Set problem
Every line that includes the word "smoothed" is to be listed.

Dataset rows about figures
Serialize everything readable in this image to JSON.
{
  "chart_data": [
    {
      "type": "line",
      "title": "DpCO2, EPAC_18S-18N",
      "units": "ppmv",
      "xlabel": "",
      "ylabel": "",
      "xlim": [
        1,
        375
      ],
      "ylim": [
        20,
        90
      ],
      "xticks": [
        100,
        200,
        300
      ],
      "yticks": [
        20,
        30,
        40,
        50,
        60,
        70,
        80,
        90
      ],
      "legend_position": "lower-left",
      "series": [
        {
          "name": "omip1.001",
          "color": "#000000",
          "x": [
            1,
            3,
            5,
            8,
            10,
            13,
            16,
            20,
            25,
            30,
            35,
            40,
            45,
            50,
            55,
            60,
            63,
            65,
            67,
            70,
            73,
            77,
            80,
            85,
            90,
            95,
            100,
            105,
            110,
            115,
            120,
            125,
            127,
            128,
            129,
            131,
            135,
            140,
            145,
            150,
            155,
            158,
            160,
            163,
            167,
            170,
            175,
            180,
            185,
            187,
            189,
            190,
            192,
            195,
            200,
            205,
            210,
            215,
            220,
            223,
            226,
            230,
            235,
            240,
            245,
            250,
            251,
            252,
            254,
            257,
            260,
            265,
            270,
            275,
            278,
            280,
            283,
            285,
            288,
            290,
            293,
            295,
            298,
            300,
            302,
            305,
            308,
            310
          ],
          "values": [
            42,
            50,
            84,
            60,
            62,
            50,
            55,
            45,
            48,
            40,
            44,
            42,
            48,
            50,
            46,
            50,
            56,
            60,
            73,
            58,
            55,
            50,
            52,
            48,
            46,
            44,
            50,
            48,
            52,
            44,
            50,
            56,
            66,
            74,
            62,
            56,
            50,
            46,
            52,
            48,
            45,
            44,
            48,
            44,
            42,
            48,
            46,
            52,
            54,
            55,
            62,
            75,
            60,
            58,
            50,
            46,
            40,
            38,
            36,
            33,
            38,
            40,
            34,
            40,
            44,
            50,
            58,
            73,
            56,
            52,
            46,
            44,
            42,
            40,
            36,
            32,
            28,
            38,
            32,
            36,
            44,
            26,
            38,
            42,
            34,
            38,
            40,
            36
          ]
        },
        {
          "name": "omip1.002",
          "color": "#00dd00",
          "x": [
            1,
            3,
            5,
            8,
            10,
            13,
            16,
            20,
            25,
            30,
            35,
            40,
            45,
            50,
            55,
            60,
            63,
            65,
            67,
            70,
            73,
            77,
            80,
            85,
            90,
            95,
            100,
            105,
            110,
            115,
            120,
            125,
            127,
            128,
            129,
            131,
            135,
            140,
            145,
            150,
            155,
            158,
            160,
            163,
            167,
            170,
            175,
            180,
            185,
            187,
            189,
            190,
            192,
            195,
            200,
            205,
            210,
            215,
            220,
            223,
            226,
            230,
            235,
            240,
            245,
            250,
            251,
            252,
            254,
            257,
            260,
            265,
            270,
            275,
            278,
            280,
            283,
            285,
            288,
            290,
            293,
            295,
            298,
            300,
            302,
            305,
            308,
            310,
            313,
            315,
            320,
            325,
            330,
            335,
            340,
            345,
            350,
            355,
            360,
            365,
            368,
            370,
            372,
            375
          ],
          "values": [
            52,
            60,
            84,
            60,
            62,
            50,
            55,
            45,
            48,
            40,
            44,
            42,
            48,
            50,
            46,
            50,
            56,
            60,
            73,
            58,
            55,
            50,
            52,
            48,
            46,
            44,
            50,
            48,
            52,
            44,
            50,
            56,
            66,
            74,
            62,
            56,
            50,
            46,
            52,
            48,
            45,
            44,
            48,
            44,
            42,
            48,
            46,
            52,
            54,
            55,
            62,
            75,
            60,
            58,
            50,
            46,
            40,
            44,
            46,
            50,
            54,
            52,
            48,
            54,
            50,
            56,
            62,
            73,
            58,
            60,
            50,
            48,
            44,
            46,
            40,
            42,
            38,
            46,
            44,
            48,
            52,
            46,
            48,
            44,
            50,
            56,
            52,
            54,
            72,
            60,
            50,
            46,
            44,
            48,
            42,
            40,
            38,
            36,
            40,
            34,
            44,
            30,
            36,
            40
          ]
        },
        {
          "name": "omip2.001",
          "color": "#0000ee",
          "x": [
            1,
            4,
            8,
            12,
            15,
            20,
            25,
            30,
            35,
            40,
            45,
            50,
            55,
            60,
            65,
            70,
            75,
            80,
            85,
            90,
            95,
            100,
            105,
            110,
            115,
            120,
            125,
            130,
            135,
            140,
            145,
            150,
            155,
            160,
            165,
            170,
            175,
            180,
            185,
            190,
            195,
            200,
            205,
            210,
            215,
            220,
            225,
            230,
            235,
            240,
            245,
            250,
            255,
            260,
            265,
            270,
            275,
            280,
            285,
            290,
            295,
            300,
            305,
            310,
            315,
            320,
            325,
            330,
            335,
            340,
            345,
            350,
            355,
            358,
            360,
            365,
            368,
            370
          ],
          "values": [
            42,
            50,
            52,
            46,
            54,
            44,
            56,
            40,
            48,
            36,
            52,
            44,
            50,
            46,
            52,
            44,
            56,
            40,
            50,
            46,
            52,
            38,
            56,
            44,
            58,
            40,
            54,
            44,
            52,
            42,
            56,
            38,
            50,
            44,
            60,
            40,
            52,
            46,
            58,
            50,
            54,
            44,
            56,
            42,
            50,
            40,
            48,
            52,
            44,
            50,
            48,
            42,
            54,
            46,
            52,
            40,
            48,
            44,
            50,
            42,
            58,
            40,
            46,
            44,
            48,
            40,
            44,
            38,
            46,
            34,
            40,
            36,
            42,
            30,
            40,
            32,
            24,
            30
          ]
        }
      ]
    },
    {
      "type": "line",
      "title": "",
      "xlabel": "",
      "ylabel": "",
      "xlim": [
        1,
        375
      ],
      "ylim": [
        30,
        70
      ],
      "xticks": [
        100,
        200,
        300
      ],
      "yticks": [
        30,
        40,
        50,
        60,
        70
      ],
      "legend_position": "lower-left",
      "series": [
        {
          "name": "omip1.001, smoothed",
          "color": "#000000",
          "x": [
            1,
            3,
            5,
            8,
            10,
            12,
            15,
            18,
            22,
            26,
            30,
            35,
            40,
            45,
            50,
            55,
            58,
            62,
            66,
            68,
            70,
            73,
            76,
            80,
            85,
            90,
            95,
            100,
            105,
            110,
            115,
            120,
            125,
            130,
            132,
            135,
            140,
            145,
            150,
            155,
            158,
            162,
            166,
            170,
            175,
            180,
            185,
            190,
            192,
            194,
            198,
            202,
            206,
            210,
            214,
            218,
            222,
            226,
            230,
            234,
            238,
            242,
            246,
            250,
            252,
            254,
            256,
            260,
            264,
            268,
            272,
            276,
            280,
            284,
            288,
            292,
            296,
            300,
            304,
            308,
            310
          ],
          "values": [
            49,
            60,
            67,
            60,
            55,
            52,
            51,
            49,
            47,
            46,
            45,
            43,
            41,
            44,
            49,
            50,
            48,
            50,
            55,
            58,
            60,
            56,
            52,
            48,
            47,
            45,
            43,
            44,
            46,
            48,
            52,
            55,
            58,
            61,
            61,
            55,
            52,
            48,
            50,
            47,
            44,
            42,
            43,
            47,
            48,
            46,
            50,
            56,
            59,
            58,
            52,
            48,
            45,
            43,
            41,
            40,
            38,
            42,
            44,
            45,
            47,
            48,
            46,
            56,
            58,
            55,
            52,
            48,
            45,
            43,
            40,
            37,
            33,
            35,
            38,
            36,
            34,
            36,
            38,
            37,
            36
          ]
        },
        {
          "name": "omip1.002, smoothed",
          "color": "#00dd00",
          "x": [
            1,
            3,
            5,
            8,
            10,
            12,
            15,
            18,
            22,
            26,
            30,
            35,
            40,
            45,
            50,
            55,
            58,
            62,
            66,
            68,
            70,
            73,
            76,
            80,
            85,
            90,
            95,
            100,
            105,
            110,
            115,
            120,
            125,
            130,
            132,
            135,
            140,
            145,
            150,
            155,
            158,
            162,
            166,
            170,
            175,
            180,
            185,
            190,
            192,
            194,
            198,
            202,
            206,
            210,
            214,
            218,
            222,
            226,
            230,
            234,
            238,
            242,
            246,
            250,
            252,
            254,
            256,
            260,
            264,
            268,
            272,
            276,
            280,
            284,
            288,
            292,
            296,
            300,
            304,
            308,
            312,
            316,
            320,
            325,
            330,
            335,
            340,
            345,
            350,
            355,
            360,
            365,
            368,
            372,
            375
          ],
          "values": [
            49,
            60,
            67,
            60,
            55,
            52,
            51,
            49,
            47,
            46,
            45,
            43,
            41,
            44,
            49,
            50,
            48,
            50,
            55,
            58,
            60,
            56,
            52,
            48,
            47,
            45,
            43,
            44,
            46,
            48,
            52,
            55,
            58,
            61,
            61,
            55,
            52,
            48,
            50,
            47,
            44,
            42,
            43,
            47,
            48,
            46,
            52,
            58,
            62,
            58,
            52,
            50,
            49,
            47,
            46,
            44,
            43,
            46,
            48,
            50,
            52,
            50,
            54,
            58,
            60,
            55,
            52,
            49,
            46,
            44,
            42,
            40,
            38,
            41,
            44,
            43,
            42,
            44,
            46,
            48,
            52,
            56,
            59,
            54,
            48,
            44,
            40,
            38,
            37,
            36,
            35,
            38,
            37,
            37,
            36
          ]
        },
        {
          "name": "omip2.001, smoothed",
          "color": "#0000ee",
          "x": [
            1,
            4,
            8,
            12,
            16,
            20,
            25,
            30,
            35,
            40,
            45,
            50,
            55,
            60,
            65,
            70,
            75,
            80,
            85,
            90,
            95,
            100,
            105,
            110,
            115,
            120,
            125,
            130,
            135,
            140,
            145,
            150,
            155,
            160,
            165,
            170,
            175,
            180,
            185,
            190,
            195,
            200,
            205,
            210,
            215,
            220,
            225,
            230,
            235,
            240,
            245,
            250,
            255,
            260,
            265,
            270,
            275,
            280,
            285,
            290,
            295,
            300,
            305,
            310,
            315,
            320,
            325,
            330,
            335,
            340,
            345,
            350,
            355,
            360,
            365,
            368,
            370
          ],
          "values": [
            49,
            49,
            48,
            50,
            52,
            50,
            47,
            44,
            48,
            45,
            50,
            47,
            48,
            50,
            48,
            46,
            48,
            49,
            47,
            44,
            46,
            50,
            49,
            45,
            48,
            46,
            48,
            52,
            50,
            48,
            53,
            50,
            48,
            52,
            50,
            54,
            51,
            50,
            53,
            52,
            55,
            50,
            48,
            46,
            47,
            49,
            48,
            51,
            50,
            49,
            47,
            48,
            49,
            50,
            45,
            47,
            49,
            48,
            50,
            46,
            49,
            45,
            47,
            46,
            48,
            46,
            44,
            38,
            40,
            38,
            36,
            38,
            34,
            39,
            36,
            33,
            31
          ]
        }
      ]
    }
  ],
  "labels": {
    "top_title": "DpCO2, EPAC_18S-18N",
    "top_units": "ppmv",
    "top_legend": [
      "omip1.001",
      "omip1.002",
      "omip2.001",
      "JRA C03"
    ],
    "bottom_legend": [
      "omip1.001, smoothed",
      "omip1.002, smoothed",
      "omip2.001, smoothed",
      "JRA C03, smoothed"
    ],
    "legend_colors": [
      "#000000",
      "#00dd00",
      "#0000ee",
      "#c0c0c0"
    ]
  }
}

Final result
          "name": "omip1.001, smoothed",
          "name": "omip1.002, smoothed",
          "name": "omip2.001, smoothed",
      "omip1.001, smoothed",
      "omip1.002, smoothed",
      "omip2.001, smoothed",
      "JRA C03, smoothed"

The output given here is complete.